Data records
───

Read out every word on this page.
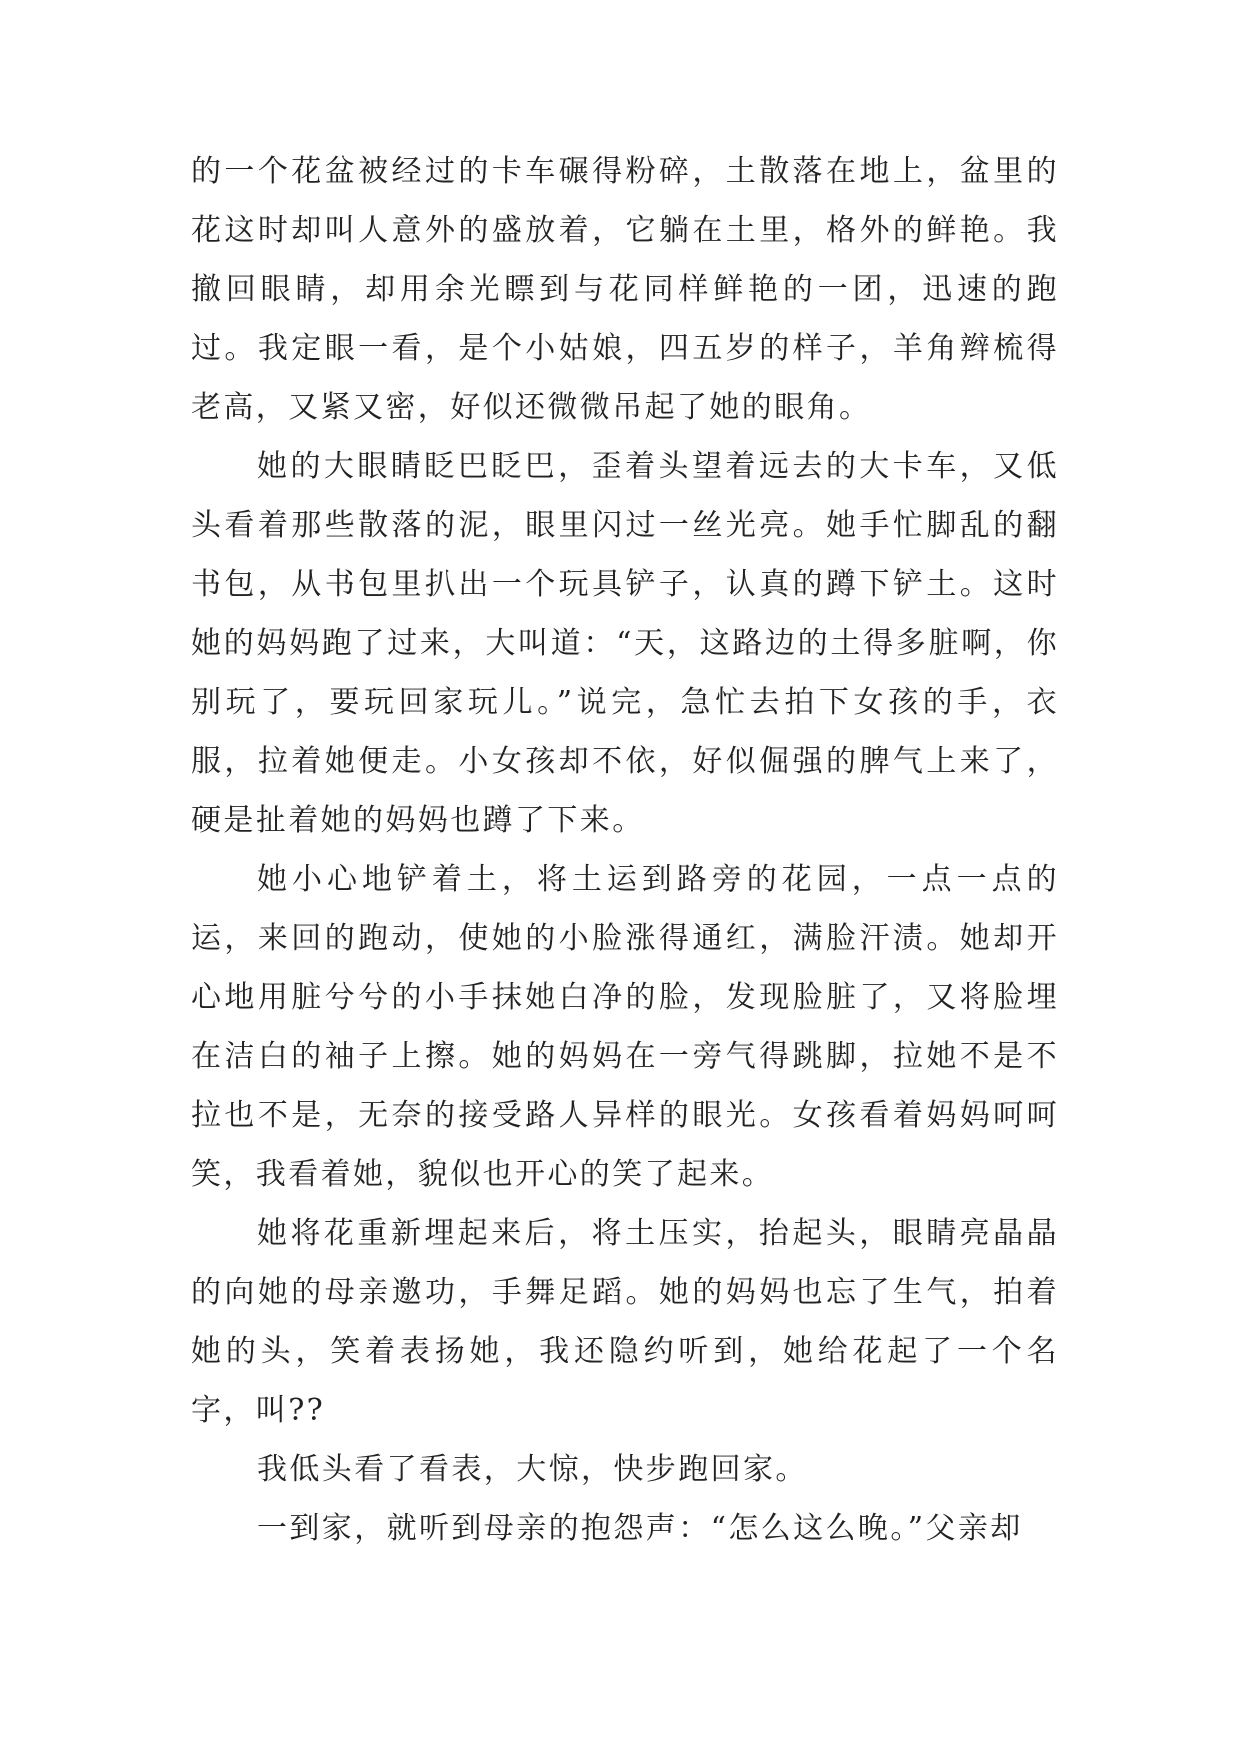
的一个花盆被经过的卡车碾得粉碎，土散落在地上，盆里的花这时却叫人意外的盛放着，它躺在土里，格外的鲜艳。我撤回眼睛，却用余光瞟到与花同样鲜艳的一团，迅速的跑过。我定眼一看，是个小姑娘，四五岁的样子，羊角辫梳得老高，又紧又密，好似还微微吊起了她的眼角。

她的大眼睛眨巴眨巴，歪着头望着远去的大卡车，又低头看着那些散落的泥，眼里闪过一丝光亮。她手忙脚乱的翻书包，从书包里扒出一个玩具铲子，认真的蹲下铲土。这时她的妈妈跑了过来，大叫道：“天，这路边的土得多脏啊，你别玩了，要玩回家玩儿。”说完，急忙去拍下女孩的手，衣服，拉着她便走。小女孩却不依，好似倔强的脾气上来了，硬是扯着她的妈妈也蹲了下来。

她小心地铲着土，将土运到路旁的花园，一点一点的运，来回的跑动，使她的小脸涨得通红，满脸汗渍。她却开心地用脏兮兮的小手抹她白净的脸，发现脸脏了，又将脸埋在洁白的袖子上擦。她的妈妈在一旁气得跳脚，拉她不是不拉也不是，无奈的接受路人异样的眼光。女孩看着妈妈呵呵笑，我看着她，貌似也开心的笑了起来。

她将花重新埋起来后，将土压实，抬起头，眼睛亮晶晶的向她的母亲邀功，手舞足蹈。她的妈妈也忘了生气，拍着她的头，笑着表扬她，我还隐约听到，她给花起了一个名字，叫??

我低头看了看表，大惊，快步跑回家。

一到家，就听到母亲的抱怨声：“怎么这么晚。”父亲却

───

PROBLEM » Print all entries exactly. The images do not belong in the copy.

TASK OUTPUT »
Read out every word on this page.
的一个花盆被经过的卡车碾得粉碎，土散落在地上，盆里的花这时却叫人意外的盛放着，它躺在土里，格外的鲜艳。我撤回眼睛，却用余光瞟到与花同样鲜艳的一团，迅速的跑过。我定眼一看，是个小姑娘，四五岁的样子，羊角辫梳得老高，又紧又密，好似还微微吊起了她的眼角。

她的大眼睛眨巴眨巴，歪着头望着远去的大卡车，又低头看着那些散落的泥，眼里闪过一丝光亮。她手忙脚乱的翻书包，从书包里扒出一个玩具铲子，认真的蹲下铲土。这时她的妈妈跑了过来，大叫道：“天，这路边的土得多脏啊，你别玩了，要玩回家玩儿。”说完，急忙去拍下女孩的手，衣服，拉着她便走。小女孩却不依，好似倔强的脾气上来了，硬是扯着她的妈妈也蹲了下来。

她小心地铲着土，将土运到路旁的花园，一点一点的运，来回的跑动，使她的小脸涨得通红，满脸汗渍。她却开心地用脏兮兮的小手抹她白净的脸，发现脸脏了，又将脸埋在洁白的袖子上擦。她的妈妈在一旁气得跳脚，拉她不是不拉也不是，无奈的接受路人异样的眼光。女孩看着妈妈呵呵笑，我看着她，貌似也开心的笑了起来。

她将花重新埋起来后，将土压实，抬起头，眼睛亮晶晶的向她的母亲邀功，手舞足蹈。她的妈妈也忘了生气，拍着她的头，笑着表扬她，我还隐约听到，她给花起了一个名字，叫??

我低头看了看表，大惊，快步跑回家。

一到家，就听到母亲的抱怨声：“怎么这么晚。”父亲却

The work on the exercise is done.